- _Directions for this task_:
Reproduce the entire listing word for word.

** START OF Extracted records **

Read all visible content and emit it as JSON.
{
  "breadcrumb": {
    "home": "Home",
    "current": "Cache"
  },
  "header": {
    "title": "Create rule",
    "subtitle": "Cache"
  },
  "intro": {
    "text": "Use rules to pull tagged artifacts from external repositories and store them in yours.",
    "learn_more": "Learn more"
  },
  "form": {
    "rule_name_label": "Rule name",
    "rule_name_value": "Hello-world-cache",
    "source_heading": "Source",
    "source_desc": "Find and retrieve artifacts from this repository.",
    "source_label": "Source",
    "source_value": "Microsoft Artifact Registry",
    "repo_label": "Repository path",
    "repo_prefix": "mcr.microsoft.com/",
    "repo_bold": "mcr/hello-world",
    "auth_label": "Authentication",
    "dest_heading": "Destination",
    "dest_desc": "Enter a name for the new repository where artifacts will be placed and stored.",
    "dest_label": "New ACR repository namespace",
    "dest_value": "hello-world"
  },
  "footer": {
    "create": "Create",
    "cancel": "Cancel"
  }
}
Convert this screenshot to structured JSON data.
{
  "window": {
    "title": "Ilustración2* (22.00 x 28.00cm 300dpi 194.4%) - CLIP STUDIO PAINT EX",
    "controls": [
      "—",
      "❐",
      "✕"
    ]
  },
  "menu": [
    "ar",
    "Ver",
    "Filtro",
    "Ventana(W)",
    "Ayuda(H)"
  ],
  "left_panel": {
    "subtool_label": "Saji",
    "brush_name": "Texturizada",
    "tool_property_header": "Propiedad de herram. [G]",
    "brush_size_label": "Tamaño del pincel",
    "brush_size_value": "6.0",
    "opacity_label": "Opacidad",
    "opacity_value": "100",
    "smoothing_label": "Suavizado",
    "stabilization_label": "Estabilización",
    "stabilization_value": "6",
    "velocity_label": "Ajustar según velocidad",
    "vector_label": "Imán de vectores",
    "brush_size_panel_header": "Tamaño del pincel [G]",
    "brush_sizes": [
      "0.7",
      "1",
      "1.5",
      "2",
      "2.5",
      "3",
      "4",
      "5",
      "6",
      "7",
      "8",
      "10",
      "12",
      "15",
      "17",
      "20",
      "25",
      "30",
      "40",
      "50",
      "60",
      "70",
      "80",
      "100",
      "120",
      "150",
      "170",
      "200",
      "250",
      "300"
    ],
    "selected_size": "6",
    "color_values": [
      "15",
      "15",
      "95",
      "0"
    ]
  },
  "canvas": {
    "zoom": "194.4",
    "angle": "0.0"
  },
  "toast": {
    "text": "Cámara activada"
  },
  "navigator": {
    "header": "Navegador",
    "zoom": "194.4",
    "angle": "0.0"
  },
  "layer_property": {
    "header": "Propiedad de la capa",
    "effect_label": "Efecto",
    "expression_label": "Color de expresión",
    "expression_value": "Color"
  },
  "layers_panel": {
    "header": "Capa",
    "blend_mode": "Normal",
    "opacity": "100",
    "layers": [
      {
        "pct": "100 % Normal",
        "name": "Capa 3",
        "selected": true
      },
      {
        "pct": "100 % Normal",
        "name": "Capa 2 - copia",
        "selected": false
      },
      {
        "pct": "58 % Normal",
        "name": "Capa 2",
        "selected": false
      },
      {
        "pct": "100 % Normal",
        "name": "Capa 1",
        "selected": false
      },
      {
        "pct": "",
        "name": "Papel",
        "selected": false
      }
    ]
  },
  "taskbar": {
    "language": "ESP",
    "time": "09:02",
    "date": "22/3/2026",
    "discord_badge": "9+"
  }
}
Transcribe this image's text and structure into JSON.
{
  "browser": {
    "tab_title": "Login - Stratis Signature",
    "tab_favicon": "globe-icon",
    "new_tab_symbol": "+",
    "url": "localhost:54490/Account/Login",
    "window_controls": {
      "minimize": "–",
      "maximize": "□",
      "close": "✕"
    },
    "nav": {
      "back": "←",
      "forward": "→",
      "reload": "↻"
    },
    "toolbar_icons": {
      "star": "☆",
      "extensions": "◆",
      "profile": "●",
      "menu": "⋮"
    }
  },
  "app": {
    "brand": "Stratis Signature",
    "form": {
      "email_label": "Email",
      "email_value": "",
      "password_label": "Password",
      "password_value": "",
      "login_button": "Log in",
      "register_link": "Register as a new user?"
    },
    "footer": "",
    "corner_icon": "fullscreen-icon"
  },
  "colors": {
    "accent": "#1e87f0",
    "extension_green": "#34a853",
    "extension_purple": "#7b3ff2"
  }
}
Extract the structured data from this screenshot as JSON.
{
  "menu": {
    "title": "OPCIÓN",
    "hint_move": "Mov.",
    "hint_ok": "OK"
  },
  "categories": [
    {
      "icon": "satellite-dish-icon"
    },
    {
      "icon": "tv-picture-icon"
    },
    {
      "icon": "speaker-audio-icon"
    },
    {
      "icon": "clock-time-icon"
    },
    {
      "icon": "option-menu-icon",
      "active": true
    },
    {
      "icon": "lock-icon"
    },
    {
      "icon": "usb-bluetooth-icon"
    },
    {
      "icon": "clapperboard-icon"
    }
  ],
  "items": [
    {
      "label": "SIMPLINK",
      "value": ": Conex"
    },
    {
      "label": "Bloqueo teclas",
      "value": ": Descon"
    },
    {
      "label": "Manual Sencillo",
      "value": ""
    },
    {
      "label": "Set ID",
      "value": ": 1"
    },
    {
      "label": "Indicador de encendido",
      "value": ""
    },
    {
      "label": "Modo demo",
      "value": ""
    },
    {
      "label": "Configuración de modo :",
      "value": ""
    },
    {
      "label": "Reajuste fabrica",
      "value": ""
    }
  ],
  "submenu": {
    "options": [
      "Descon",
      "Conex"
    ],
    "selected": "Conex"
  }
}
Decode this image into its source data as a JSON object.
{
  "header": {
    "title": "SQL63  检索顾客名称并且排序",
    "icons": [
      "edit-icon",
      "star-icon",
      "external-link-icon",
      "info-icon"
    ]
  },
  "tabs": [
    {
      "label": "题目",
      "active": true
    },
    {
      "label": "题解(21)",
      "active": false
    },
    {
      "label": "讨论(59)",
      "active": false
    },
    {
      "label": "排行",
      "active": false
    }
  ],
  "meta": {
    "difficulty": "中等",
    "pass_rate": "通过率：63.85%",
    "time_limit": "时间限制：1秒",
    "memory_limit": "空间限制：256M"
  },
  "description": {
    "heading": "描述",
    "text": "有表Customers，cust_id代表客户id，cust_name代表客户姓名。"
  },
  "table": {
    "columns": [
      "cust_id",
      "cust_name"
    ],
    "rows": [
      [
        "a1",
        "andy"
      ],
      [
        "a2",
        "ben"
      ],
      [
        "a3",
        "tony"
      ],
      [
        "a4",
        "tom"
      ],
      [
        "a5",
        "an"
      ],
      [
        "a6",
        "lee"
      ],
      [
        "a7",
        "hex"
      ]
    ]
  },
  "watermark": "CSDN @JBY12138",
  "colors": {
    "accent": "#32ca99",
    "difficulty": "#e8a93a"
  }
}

** END OF Extracted records **

- _Reply to the exercise_:
Read all visible content and emit it as JSON.
{
  "breadcrumb": {
    "home": "Home",
    "current": "Cache"
  },
  "header": {
    "title": "Create rule",
    "subtitle": "Cache"
  },
  "intro": {
    "text": "Use rules to pull tagged artifacts from external repositories and store them in yours.",
    "learn_more": "Learn more"
  },
  "form": {
    "rule_name_label": "Rule name",
    "rule_name_value": "Hello-world-cache",
    "source_heading": "Source",
    "source_desc": "Find and retrieve artifacts from this repository.",
    "source_label": "Source",
    "source_value": "Microsoft Artifact Registry",
    "repo_label": "Repository path",
    "repo_prefix": "mcr.microsoft.com/",
    "repo_bold": "mcr/hello-world",
    "auth_label": "Authentication",
    "dest_heading": "Destination",
    "dest_desc": "Enter a name for the new repository where artifacts will be placed and stored.",
    "dest_label": "New ACR repository namespace",
    "dest_value": "hello-world"
  },
  "footer": {
    "create": "Create",
    "cancel": "Cancel"
  }
}
Convert this screenshot to structured JSON data.
{
  "window": {
    "title": "Ilustración2* (22.00 x 28.00cm 300dpi 194.4%) - CLIP STUDIO PAINT EX",
    "controls": [
      "—",
      "❐",
      "✕"
    ]
  },
  "menu": [
    "ar",
    "Ver",
    "Filtro",
    "Ventana(W)",
    "Ayuda(H)"
  ],
  "left_panel": {
    "subtool_label": "Saji",
    "brush_name": "Texturizada",
    "tool_property_header": "Propiedad de herram. [G]",
    "brush_size_label": "Tamaño del pincel",
    "brush_size_value": "6.0",
    "opacity_label": "Opacidad",
    "opacity_value": "100",
    "smoothing_label": "Suavizado",
    "stabilization_label": "Estabilización",
    "stabilization_value": "6",
    "velocity_label": "Ajustar según velocidad",
    "vector_label": "Imán de vectores",
    "brush_size_panel_header": "Tamaño del pincel [G]",
    "brush_sizes": [
      "0.7",
      "1",
      "1.5",
      "2",
      "2.5",
      "3",
      "4",
      "5",
      "6",
      "7",
      "8",
      "10",
      "12",
      "15",
      "17",
      "20",
      "25",
      "30",
      "40",
      "50",
      "60",
      "70",
      "80",
      "100",
      "120",
      "150",
      "170",
      "200",
      "250",
      "300"
    ],
    "selected_size": "6",
    "color_values": [
      "15",
      "15",
      "95",
      "0"
    ]
  },
  "canvas": {
    "zoom": "194.4",
    "angle": "0.0"
  },
  "toast": {
    "text": "Cámara activada"
  },
  "navigator": {
    "header": "Navegador",
    "zoom": "194.4",
    "angle": "0.0"
  },
  "layer_property": {
    "header": "Propiedad de la capa",
    "effect_label": "Efecto",
    "expression_label": "Color de expresión",
    "expression_value": "Color"
  },
  "layers_panel": {
    "header": "Capa",
    "blend_mode": "Normal",
    "opacity": "100",
    "layers": [
      {
        "pct": "100 % Normal",
        "name": "Capa 3",
        "selected": true
      },
      {
        "pct": "100 % Normal",
        "name": "Capa 2 - copia",
        "selected": false
      },
      {
        "pct": "58 % Normal",
        "name": "Capa 2",
        "selected": false
      },
      {
        "pct": "100 % Normal",
        "name": "Capa 1",
        "selected": false
      },
      {
        "pct": "",
        "name": "Papel",
        "selected": false
      }
    ]
  },
  "taskbar": {
    "language": "ESP",
    "time": "09:02",
    "date": "22/3/2026",
    "discord_badge": "9+"
  }
}
Transcribe this image's text and structure into JSON.
{
  "browser": {
    "tab_title": "Login - Stratis Signature",
    "tab_favicon": "globe-icon",
    "new_tab_symbol": "+",
    "url": "localhost:54490/Account/Login",
    "window_controls": {
      "minimize": "–",
      "maximize": "□",
      "close": "✕"
    },
    "nav": {
      "back": "←",
      "forward": "→",
      "reload": "↻"
    },
    "toolbar_icons": {
      "star": "☆",
      "extensions": "◆",
      "profile": "●",
      "menu": "⋮"
    }
  },
  "app": {
    "brand": "Stratis Signature",
    "form": {
      "email_label": "Email",
      "email_value": "",
      "password_label": "Password",
      "password_value": "",
      "login_button": "Log in",
      "register_link": "Register as a new user?"
    },
    "footer": "",
    "corner_icon": "fullscreen-icon"
  },
  "colors": {
    "accent": "#1e87f0",
    "extension_green": "#34a853",
    "extension_purple": "#7b3ff2"
  }
}
Extract the structured data from this screenshot as JSON.
{
  "menu": {
    "title": "OPCIÓN",
    "hint_move": "Mov.",
    "hint_ok": "OK"
  },
  "categories": [
    {
      "icon": "satellite-dish-icon"
    },
    {
      "icon": "tv-picture-icon"
    },
    {
      "icon": "speaker-audio-icon"
    },
    {
      "icon": "clock-time-icon"
    },
    {
      "icon": "option-menu-icon",
      "active": true
    },
    {
      "icon": "lock-icon"
    },
    {
      "icon": "usb-bluetooth-icon"
    },
    {
      "icon": "clapperboard-icon"
    }
  ],
  "items": [
    {
      "label": "SIMPLINK",
      "value": ": Conex"
    },
    {
      "label": "Bloqueo teclas",
      "value": ": Descon"
    },
    {
      "label": "Manual Sencillo",
      "value": ""
    },
    {
      "label": "Set ID",
      "value": ": 1"
    },
    {
      "label": "Indicador de encendido",
      "value": ""
    },
    {
      "label": "Modo demo",
      "value": ""
    },
    {
      "label": "Configuración de modo :",
      "value": ""
    },
    {
      "label": "Reajuste fabrica",
      "value": ""
    }
  ],
  "submenu": {
    "options": [
      "Descon",
      "Conex"
    ],
    "selected": "Conex"
  }
}
Decode this image into its source data as a JSON object.
{
  "header": {
    "title": "SQL63  检索顾客名称并且排序",
    "icons": [
      "edit-icon",
      "star-icon",
      "external-link-icon",
      "info-icon"
    ]
  },
  "tabs": [
    {
      "label": "题目",
      "active": true
    },
    {
      "label": "题解(21)",
      "active": false
    },
    {
      "label": "讨论(59)",
      "active": false
    },
    {
      "label": "排行",
      "active": false
    }
  ],
  "meta": {
    "difficulty": "中等",
    "pass_rate": "通过率：63.85%",
    "time_limit": "时间限制：1秒",
    "memory_limit": "空间限制：256M"
  },
  "description": {
    "heading": "描述",
    "text": "有表Customers，cust_id代表客户id，cust_name代表客户姓名。"
  },
  "table": {
    "columns": [
      "cust_id",
      "cust_name"
    ],
    "rows": [
      [
        "a1",
        "andy"
      ],
      [
        "a2",
        "ben"
      ],
      [
        "a3",
        "tony"
      ],
      [
        "a4",
        "tom"
      ],
      [
        "a5",
        "an"
      ],
      [
        "a6",
        "lee"
      ],
      [
        "a7",
        "hex"
      ]
    ]
  },
  "watermark": "CSDN @JBY12138",
  "colors": {
    "accent": "#32ca99",
    "difficulty": "#e8a93a"
  }
}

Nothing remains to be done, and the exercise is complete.